▶ [What to do]
Write out the records word for word, with no pictures.

══ Provided data ══

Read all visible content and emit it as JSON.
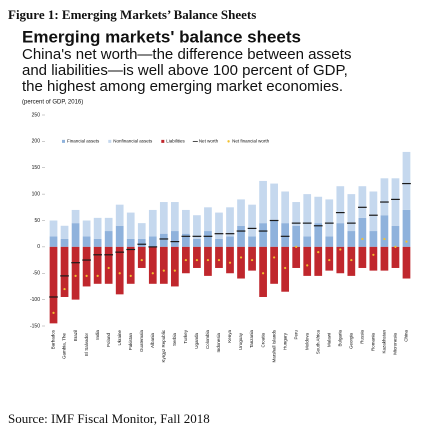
{
  "figure_label": "Figure 1:  Emerging Markets’ Balance Sheets",
  "source": "Source: IMF Fiscal Monitor, Fall 2018",
  "chart_data": {
    "type": "bar",
    "title": "Emerging markets' balance sheets",
    "subtitle": [
      "China's net worth—the difference between assets",
      "and liabilities—is well above 100 percent of GDP,",
      "the highest among emerging market economies."
    ],
    "note": "(percent of GDP, 2016)",
    "categories": [
      "Barbados",
      "Gambia, The",
      "Brazil",
      "El Salvador",
      "India",
      "Poland",
      "Ukraine",
      "Pakistan",
      "Guatemala",
      "Albania",
      "Kyrgyz Republic",
      "Serbia",
      "Turkey",
      "Uganda",
      "Colombia",
      "Indonesia",
      "Kenya",
      "Uruguay",
      "Tanzania",
      "Croatia",
      "Marshall Islands",
      "Hungary",
      "Peru",
      "Moldova",
      "South Africa",
      "Malawi",
      "Bulgaria",
      "Georgia",
      "Russia",
      "Romania",
      "Kazakhstan",
      "Micronesia",
      "China"
    ],
    "series": [
      {
        "name": "Financial assets",
        "color": "#8fb2dc",
        "values": [
          20,
          15,
          45,
          20,
          15,
          30,
          40,
          15,
          15,
          20,
          25,
          30,
          25,
          15,
          30,
          15,
          20,
          40,
          20,
          45,
          50,
          45,
          40,
          20,
          45,
          20,
          45,
          30,
          55,
          30,
          60,
          40,
          70
        ]
      },
      {
        "name": "Nonfinancial assets",
        "color": "#c5d8ee",
        "values": [
          30,
          25,
          25,
          30,
          40,
          25,
          40,
          50,
          30,
          50,
          60,
          55,
          45,
          45,
          45,
          50,
          55,
          50,
          60,
          80,
          70,
          60,
          45,
          80,
          50,
          70,
          70,
          70,
          60,
          75,
          70,
          90,
          110
        ]
      },
      {
        "name": "Liabilities",
        "color": "#c0272d",
        "values": [
          -145,
          -95,
          -100,
          -75,
          -70,
          -70,
          -90,
          -70,
          -40,
          -70,
          -70,
          -75,
          -50,
          -40,
          -55,
          -40,
          -50,
          -60,
          -45,
          -95,
          -70,
          -85,
          -40,
          -55,
          -55,
          -45,
          -50,
          -55,
          -40,
          -45,
          -45,
          -40,
          -60
        ]
      },
      {
        "name": "Net worth",
        "color": "#1a1a1a",
        "values": [
          -95,
          -55,
          -30,
          -25,
          -15,
          -15,
          -10,
          -5,
          5,
          0,
          15,
          10,
          20,
          20,
          20,
          25,
          25,
          30,
          35,
          30,
          50,
          20,
          45,
          45,
          40,
          45,
          65,
          45,
          75,
          60,
          85,
          90,
          120
        ]
      },
      {
        "name": "Net financial worth",
        "color": "#f2c12e",
        "values": [
          -125,
          -80,
          -55,
          -55,
          -55,
          -40,
          -50,
          -55,
          -25,
          -50,
          -45,
          -45,
          -25,
          -25,
          -25,
          -25,
          -30,
          -20,
          -25,
          -50,
          -20,
          -40,
          0,
          -35,
          -10,
          -25,
          -5,
          -25,
          15,
          -15,
          15,
          0,
          10
        ]
      }
    ],
    "ylim": [
      -150,
      250
    ],
    "yticks": [
      -150,
      -100,
      -50,
      0,
      50,
      100,
      150,
      200,
      250
    ]
  }
}
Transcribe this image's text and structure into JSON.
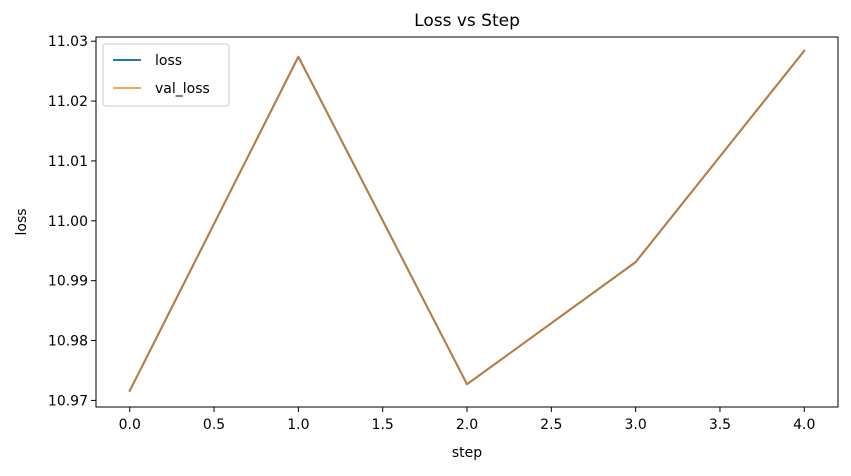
{
  "colors": {
    "loss": "#1f77b4",
    "val_loss": "#ff7f0e",
    "background": "#ffffff",
    "axis": "#000000"
  },
  "chart_data": {
    "type": "line",
    "title": "Loss vs Step",
    "xlabel": "step",
    "ylabel": "loss",
    "xlim": [
      -0.2,
      4.2
    ],
    "ylim": [
      10.9689,
      11.0307
    ],
    "xticks": [
      0.0,
      0.5,
      1.0,
      1.5,
      2.0,
      2.5,
      3.0,
      3.5,
      4.0
    ],
    "xtick_labels": [
      "0.0",
      "0.5",
      "1.0",
      "1.5",
      "2.0",
      "2.5",
      "3.0",
      "3.5",
      "4.0"
    ],
    "yticks": [
      10.97,
      10.98,
      10.99,
      11.0,
      11.01,
      11.02,
      11.03
    ],
    "ytick_labels": [
      "10.97",
      "10.98",
      "10.99",
      "11.00",
      "11.01",
      "11.02",
      "11.03"
    ],
    "grid": false,
    "legend_position": "top-left",
    "x": [
      0,
      1,
      2,
      3,
      4
    ],
    "series": [
      {
        "name": "loss",
        "values": [
          10.9716,
          11.0274,
          10.9727,
          10.9931,
          11.0284
        ],
        "color": "#1f77b4",
        "opacity": 1.0
      },
      {
        "name": "val_loss",
        "values": [
          10.9716,
          11.0274,
          10.9727,
          10.9931,
          11.0284
        ],
        "color": "#ff7f0e",
        "opacity": 0.7
      }
    ]
  }
}
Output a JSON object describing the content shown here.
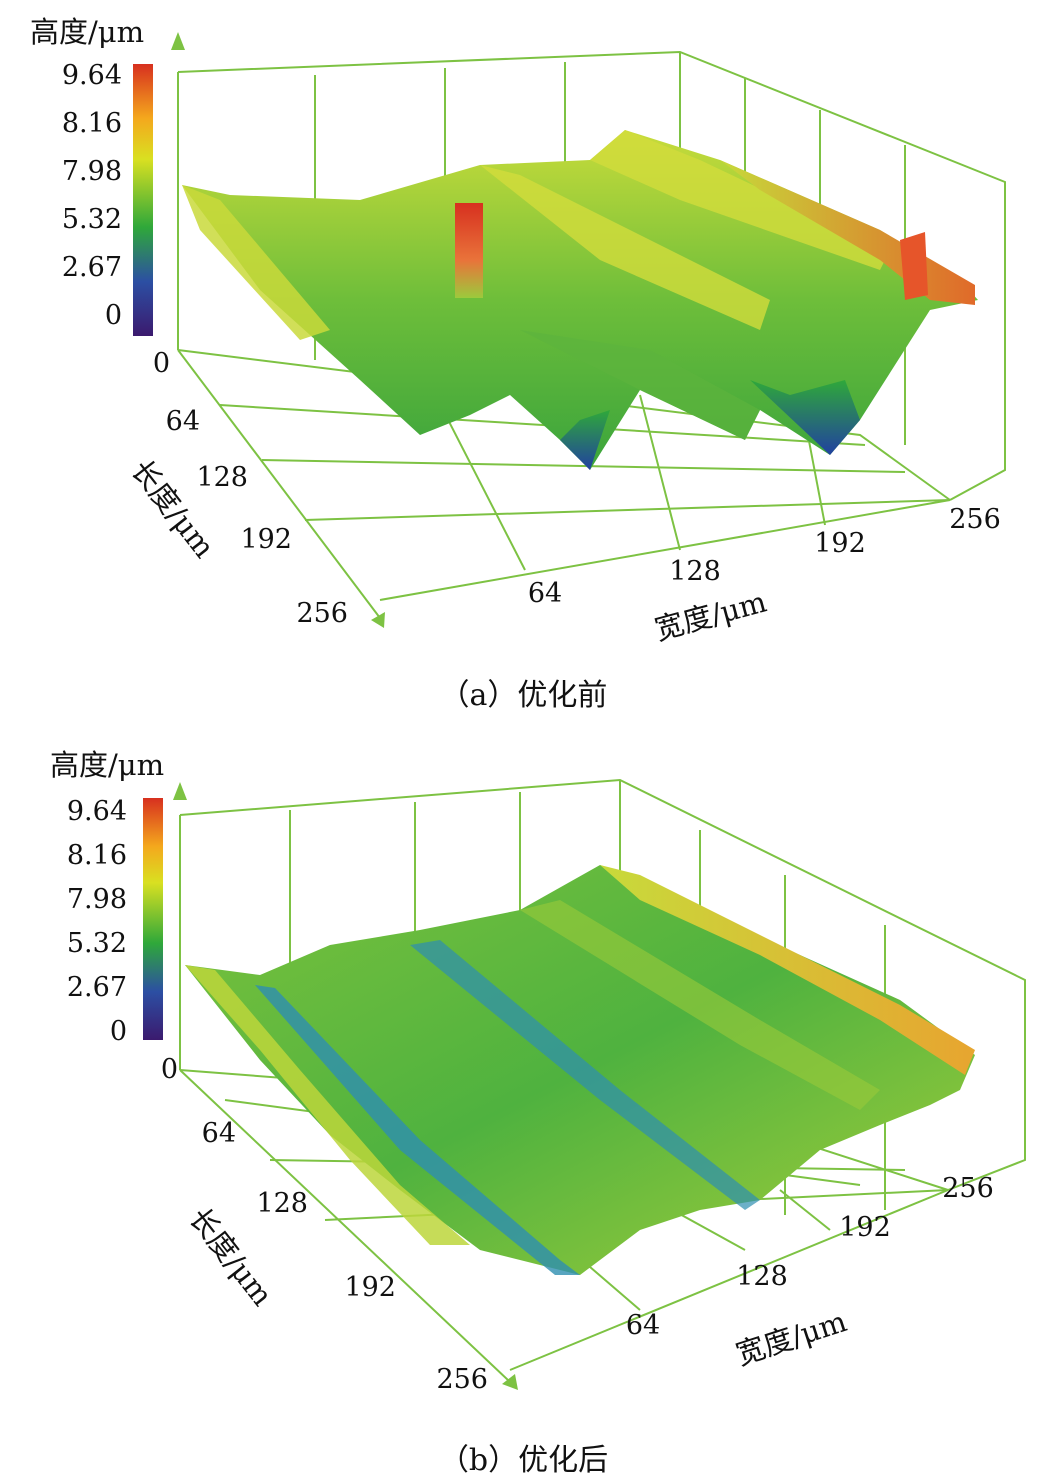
{
  "chart_data": [
    {
      "type": "surface3d",
      "caption": "（a）优化前",
      "zlabel": "高度/μm",
      "xlabel": "宽度/μm",
      "ylabel": "长度/μm",
      "colorbar_ticks": [
        "9.64",
        "8.16",
        "7.98",
        "5.32",
        "2.67",
        "0"
      ],
      "x_ticks": [
        "64",
        "128",
        "192",
        "256"
      ],
      "y_ticks": [
        "0",
        "64",
        "128",
        "192",
        "256"
      ],
      "colors": {
        "low": "#3b1a6e",
        "mid": "#2fa83a",
        "high": "#d7301f",
        "axis": "#7dc243"
      },
      "ridges": 4,
      "spike": {
        "x": 70,
        "y": 30,
        "height": 9.64
      }
    },
    {
      "type": "surface3d",
      "caption": "（b）优化后",
      "zlabel": "高度/μm",
      "xlabel": "宽度/μm",
      "ylabel": "长度/μm",
      "colorbar_ticks": [
        "9.64",
        "8.16",
        "7.98",
        "5.32",
        "2.67",
        "0"
      ],
      "x_ticks": [
        "64",
        "128",
        "192",
        "256"
      ],
      "y_ticks": [
        "0",
        "64",
        "128",
        "192",
        "256"
      ],
      "colors": {
        "low": "#3b1a6e",
        "mid": "#2fa83a",
        "high": "#d7301f",
        "axis": "#7dc243"
      },
      "ridges": 0
    }
  ]
}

═══

▶ [Task solution]
Read all visible content and emit it as JSON.
{
  "figure_label": "Figure 1:  Emerging Markets’ Balance Sheets",
  "source": "Source: IMF Fiscal Monitor, Fall 2018",
  "chart_data": {
    "type": "bar",
    "title": "Emerging markets' balance sheets",
    "subtitle": [
      "China's net worth—the difference between assets",
      "and liabilities—is well above 100 percent of GDP,",
      "the highest among emerging market economies."
    ],
    "note": "(percent of GDP, 2016)",
    "categories": [
      "Barbados",
      "Gambia, The",
      "Brazil",
      "El Salvador",
      "India",
      "Poland",
      "Ukraine",
      "Pakistan",
      "Guatemala",
      "Albania",
      "Kyrgyz Republic",
      "Serbia",
      "Turkey",
      "Uganda",
      "Colombia",
      "Indonesia",
      "Kenya",
      "Uruguay",
      "Tanzania",
      "Croatia",
      "Marshall Islands",
      "Hungary",
      "Peru",
      "Moldova",
      "South Africa",
      "Malawi",
      "Bulgaria",
      "Georgia",
      "Russia",
      "Romania",
      "Kazakhstan",
      "Micronesia",
      "China"
    ],
    "series": [
      {
        "name": "Financial assets",
        "color": "#8fb2dc",
        "values": [
          20,
          15,
          45,
          20,
          15,
          30,
          40,
          15,
          15,
          20,
          25,
          30,
          25,
          15,
          30,
          15,
          20,
          40,
          20,
          45,
          50,
          45,
          40,
          20,
          45,
          20,
          45,
          30,
          55,
          30,
          60,
          40,
          70
        ]
      },
      {
        "name": "Nonfinancial assets",
        "color": "#c5d8ee",
        "values": [
          30,
          25,
          25,
          30,
          40,
          25,
          40,
          50,
          30,
          50,
          60,
          55,
          45,
          45,
          45,
          50,
          55,
          50,
          60,
          80,
          70,
          60,
          45,
          80,
          50,
          70,
          70,
          70,
          60,
          75,
          70,
          90,
          110
        ]
      },
      {
        "name": "Liabilities",
        "color": "#c0272d",
        "values": [
          -145,
          -95,
          -100,
          -75,
          -70,
          -70,
          -90,
          -70,
          -40,
          -70,
          -70,
          -75,
          -50,
          -40,
          -55,
          -40,
          -50,
          -60,
          -45,
          -95,
          -70,
          -85,
          -40,
          -55,
          -55,
          -45,
          -50,
          -55,
          -40,
          -45,
          -45,
          -40,
          -60
        ]
      },
      {
        "name": "Net worth",
        "color": "#1a1a1a",
        "values": [
          -95,
          -55,
          -30,
          -25,
          -15,
          -15,
          -10,
          -5,
          5,
          0,
          15,
          10,
          20,
          20,
          20,
          25,
          25,
          30,
          35,
          30,
          50,
          20,
          45,
          45,
          40,
          45,
          65,
          45,
          75,
          60,
          85,
          90,
          120
        ]
      },
      {
        "name": "Net financial worth",
        "color": "#f2c12e",
        "values": [
          -125,
          -80,
          -55,
          -55,
          -55,
          -40,
          -50,
          -55,
          -25,
          -50,
          -45,
          -45,
          -25,
          -25,
          -25,
          -25,
          -30,
          -20,
          -25,
          -50,
          -20,
          -40,
          0,
          -35,
          -10,
          -25,
          -5,
          -25,
          15,
          -15,
          15,
          0,
          10
        ]
      }
    ],
    "ylim": [
      -150,
      250
    ],
    "yticks": [
      -150,
      -100,
      -50,
      0,
      50,
      100,
      150,
      200,
      250
    ]
  }
}
Transcribe this image's text and structure into JSON.
{
  "colors": {
    "loss": "#1f77b4",
    "val_loss": "#ff7f0e",
    "background": "#ffffff",
    "axis": "#000000"
  },
  "chart_data": {
    "type": "line",
    "title": "Loss vs Step",
    "xlabel": "step",
    "ylabel": "loss",
    "xlim": [
      -0.2,
      4.2
    ],
    "ylim": [
      10.9689,
      11.0307
    ],
    "xticks": [
      0.0,
      0.5,
      1.0,
      1.5,
      2.0,
      2.5,
      3.0,
      3.5,
      4.0
    ],
    "xtick_labels": [
      "0.0",
      "0.5",
      "1.0",
      "1.5",
      "2.0",
      "2.5",
      "3.0",
      "3.5",
      "4.0"
    ],
    "yticks": [
      10.97,
      10.98,
      10.99,
      11.0,
      11.01,
      11.02,
      11.03
    ],
    "ytick_labels": [
      "10.97",
      "10.98",
      "10.99",
      "11.00",
      "11.01",
      "11.02",
      "11.03"
    ],
    "grid": false,
    "legend_position": "top-left",
    "x": [
      0,
      1,
      2,
      3,
      4
    ],
    "series": [
      {
        "name": "loss",
        "values": [
          10.9716,
          11.0274,
          10.9727,
          10.9931,
          11.0284
        ],
        "color": "#1f77b4",
        "opacity": 1.0
      },
      {
        "name": "val_loss",
        "values": [
          10.9716,
          11.0274,
          10.9727,
          10.9931,
          11.0284
        ],
        "color": "#ff7f0e",
        "opacity": 0.7
      }
    ]
  }
}
Output a JSON object describing the content shown here.
{
  "chart_data": [
    {
      "type": "surface3d",
      "caption": "（a）优化前",
      "zlabel": "高度/μm",
      "xlabel": "宽度/μm",
      "ylabel": "长度/μm",
      "colorbar_ticks": [
        "9.64",
        "8.16",
        "7.98",
        "5.32",
        "2.67",
        "0"
      ],
      "x_ticks": [
        "64",
        "128",
        "192",
        "256"
      ],
      "y_ticks": [
        "0",
        "64",
        "128",
        "192",
        "256"
      ],
      "colors": {
        "low": "#3b1a6e",
        "mid": "#2fa83a",
        "high": "#d7301f",
        "axis": "#7dc243"
      },
      "ridges": 4,
      "spike": {
        "x": 70,
        "y": 30,
        "height": 9.64
      }
    },
    {
      "type": "surface3d",
      "caption": "（b）优化后",
      "zlabel": "高度/μm",
      "xlabel": "宽度/μm",
      "ylabel": "长度/μm",
      "colorbar_ticks": [
        "9.64",
        "8.16",
        "7.98",
        "5.32",
        "2.67",
        "0"
      ],
      "x_ticks": [
        "64",
        "128",
        "192",
        "256"
      ],
      "y_ticks": [
        "0",
        "64",
        "128",
        "192",
        "256"
      ],
      "colors": {
        "low": "#3b1a6e",
        "mid": "#2fa83a",
        "high": "#d7301f",
        "axis": "#7dc243"
      },
      "ridges": 0
    }
  ]
}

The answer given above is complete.